> _Written instruction_
Do any lines in the data below contain "text"? If so, copy every one of them.

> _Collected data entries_
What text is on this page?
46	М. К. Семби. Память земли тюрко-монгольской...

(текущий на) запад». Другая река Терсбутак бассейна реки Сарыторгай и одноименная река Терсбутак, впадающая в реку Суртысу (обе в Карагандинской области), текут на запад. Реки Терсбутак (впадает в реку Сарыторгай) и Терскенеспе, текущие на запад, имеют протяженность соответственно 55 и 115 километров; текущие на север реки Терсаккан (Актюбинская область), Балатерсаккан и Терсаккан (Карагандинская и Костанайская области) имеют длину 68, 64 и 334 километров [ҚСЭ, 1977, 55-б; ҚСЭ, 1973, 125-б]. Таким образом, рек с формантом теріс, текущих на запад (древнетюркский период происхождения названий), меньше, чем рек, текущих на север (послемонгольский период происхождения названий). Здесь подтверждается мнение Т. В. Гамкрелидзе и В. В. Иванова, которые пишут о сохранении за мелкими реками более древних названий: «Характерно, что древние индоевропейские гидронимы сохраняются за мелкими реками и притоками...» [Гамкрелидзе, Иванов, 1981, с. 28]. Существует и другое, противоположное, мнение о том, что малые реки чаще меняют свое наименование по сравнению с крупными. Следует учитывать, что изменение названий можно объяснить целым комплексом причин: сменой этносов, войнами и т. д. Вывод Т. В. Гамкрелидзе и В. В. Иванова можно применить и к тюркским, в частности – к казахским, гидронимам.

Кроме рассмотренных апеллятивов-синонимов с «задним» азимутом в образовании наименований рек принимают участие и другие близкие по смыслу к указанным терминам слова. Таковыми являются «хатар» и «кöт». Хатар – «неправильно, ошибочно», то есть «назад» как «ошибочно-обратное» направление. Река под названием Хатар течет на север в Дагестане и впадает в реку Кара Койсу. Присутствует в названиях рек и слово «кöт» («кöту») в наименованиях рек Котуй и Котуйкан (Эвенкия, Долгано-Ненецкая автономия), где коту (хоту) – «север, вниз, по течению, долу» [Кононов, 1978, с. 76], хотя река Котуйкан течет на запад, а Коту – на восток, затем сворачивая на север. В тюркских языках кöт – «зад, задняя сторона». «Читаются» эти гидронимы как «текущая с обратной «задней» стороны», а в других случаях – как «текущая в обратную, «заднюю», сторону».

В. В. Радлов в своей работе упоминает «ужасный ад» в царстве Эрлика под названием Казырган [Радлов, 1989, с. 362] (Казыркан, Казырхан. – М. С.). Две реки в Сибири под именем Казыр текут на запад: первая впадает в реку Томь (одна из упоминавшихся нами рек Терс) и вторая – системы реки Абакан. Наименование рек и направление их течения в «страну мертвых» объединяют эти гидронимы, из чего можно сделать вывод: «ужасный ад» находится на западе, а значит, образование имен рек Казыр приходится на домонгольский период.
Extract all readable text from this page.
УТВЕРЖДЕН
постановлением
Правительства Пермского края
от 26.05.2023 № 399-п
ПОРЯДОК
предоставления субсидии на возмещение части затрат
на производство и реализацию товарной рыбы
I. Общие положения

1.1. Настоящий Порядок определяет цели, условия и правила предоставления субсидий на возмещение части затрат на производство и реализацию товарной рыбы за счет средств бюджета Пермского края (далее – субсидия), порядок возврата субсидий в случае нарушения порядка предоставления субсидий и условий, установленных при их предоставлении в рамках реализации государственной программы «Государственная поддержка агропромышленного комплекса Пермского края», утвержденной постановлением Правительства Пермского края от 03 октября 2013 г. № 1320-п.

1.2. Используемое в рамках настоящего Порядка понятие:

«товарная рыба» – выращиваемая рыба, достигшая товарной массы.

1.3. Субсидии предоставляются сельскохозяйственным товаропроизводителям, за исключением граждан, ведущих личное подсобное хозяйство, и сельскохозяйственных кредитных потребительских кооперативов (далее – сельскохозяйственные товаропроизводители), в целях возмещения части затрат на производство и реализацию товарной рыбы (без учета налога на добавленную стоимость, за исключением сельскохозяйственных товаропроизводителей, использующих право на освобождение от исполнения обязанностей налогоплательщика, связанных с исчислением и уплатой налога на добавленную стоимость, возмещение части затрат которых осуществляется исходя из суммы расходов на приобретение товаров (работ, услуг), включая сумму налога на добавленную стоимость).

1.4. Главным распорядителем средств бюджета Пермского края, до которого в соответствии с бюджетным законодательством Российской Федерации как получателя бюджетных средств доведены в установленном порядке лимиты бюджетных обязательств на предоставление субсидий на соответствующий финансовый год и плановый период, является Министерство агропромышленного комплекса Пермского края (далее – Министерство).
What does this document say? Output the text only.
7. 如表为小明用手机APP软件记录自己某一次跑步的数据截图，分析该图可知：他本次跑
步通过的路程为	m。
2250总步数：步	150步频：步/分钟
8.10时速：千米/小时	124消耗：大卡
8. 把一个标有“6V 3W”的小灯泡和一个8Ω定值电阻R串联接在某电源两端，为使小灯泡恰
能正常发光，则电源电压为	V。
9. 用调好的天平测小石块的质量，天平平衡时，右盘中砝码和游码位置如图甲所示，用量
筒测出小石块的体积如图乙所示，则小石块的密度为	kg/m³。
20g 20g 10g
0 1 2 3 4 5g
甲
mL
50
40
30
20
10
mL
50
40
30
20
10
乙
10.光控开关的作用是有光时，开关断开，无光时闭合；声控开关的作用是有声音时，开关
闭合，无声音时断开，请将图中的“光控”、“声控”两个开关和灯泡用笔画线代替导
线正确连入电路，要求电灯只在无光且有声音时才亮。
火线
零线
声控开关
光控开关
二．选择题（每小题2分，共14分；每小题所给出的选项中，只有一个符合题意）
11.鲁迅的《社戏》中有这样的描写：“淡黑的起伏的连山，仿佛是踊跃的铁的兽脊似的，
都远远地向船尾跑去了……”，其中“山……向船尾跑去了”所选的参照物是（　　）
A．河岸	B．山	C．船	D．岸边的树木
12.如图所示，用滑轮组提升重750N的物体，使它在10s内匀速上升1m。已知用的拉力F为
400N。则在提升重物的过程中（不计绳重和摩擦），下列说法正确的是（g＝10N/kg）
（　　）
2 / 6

> _Exercise answer_
What text is on this page?
Extract all readable text from this page.
What does this document say? Output the text only.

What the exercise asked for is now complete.